WRITTEN INSTRUCTION >>
Using the entries that follow, collect the lines where the word "recent" appears.

AVAILABLE DATA >>

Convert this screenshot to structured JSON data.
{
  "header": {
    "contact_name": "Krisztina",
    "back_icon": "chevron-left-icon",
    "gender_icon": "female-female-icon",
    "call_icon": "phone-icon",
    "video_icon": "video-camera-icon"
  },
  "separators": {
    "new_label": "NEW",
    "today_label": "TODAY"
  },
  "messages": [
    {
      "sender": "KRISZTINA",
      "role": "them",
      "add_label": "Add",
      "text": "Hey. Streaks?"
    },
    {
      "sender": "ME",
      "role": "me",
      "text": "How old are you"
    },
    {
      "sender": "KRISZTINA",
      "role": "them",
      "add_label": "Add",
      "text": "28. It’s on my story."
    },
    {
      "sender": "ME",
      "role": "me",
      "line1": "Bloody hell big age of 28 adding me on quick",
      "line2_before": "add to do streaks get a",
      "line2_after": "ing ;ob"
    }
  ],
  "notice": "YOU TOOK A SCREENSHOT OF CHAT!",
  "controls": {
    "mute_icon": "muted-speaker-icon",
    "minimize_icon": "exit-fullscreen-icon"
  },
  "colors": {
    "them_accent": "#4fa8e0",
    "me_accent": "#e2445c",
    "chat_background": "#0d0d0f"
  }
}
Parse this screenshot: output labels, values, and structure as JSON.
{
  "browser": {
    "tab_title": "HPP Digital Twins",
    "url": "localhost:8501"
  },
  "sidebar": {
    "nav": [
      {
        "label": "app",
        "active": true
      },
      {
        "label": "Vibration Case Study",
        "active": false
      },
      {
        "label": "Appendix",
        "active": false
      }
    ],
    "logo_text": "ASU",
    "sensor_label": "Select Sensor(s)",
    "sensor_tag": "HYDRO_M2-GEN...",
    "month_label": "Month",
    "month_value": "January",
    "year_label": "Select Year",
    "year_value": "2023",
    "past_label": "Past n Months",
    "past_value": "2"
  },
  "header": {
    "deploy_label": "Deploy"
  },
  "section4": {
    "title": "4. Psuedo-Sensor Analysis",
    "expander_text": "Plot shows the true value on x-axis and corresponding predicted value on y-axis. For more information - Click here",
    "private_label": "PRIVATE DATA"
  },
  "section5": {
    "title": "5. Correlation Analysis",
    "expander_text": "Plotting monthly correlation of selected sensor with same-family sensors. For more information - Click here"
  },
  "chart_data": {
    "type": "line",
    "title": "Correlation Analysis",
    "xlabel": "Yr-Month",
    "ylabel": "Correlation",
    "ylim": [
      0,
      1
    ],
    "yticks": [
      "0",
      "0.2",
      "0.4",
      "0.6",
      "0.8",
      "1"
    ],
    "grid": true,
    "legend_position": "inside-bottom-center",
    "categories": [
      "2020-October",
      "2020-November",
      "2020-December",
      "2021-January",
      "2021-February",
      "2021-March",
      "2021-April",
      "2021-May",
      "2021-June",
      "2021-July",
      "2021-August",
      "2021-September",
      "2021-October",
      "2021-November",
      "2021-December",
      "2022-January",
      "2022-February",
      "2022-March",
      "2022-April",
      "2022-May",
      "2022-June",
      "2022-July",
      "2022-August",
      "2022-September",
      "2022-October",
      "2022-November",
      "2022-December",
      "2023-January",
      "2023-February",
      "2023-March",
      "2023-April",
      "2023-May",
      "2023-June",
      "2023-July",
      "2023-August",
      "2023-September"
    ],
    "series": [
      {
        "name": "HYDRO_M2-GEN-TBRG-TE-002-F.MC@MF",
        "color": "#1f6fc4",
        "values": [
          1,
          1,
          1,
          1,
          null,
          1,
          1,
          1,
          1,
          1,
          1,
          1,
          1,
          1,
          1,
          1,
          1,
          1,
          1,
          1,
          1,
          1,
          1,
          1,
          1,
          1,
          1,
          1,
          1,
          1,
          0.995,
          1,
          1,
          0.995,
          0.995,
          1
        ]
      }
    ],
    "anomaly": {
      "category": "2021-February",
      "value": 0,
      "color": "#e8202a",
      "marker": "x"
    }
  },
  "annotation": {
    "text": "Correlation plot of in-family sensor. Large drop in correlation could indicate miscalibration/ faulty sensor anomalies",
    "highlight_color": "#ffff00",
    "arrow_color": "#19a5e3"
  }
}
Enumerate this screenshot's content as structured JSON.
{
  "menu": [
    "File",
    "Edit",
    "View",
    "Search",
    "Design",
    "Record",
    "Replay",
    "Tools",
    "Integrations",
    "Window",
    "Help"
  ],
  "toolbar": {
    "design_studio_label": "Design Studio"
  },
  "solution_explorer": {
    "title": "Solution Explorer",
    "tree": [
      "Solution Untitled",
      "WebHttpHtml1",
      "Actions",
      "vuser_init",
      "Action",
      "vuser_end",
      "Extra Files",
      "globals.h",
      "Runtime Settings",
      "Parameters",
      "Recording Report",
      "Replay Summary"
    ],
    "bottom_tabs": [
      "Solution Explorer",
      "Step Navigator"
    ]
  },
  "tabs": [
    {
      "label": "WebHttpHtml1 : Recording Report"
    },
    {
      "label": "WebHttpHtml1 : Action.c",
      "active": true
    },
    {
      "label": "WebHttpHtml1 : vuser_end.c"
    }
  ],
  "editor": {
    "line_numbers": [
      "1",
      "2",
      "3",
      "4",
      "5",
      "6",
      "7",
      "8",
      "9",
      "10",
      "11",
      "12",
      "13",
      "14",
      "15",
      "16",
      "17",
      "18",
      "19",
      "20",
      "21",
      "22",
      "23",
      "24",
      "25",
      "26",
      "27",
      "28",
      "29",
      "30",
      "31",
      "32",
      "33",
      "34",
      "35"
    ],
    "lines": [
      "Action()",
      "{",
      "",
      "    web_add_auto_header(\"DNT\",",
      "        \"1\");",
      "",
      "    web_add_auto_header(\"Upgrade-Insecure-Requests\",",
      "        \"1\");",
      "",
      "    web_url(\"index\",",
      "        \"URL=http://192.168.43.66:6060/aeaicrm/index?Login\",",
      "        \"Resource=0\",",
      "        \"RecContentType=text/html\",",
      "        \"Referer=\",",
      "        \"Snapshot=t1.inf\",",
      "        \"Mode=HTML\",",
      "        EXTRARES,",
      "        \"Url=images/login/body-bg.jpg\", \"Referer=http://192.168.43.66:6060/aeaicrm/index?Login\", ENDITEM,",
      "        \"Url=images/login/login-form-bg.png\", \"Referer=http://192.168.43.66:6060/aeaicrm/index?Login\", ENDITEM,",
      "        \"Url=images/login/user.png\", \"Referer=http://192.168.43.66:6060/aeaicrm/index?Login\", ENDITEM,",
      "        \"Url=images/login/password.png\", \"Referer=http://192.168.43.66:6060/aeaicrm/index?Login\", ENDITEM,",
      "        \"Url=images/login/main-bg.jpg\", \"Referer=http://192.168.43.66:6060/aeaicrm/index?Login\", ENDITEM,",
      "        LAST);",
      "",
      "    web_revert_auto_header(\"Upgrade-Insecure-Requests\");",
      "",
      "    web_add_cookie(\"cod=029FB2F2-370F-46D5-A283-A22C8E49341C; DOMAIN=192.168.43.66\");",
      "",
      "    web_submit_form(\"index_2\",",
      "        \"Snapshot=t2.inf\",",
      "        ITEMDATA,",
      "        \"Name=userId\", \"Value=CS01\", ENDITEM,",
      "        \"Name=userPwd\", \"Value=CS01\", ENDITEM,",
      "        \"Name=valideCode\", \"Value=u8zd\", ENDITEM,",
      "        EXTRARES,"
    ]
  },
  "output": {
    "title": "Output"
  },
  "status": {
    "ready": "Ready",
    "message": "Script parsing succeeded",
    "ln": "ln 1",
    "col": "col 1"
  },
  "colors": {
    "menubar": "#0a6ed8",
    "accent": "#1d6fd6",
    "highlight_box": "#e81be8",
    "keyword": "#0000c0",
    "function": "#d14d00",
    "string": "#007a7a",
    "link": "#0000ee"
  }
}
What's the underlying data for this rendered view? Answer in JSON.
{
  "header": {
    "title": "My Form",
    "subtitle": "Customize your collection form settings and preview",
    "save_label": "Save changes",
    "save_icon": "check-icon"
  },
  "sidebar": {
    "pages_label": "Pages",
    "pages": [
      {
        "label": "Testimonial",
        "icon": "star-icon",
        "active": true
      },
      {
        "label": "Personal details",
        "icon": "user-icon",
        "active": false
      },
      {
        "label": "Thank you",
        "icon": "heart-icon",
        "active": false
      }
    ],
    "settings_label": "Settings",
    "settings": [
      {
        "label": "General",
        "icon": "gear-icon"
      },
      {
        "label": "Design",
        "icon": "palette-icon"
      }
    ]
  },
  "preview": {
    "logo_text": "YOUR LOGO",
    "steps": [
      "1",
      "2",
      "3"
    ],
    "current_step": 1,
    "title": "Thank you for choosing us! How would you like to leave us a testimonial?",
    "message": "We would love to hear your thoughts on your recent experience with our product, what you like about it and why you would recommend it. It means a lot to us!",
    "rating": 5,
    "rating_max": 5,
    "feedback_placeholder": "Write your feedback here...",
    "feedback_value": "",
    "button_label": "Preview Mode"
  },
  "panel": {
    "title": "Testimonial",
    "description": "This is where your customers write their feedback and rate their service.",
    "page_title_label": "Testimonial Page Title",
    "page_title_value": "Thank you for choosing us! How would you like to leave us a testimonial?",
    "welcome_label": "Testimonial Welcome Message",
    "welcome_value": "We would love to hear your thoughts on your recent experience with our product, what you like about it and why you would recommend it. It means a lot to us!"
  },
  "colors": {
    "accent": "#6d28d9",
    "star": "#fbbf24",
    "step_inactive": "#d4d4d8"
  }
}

FINISHED EXERCISE >>
    "message": "We would love to hear your thoughts on your recent experience with our product, what you like about it and why you would recommend it. It means a lot to us!",
    "welcome_value": "We would love to hear your thoughts on your recent experience with our product, what you like about it and why you would recommend it. It means a lot to us!"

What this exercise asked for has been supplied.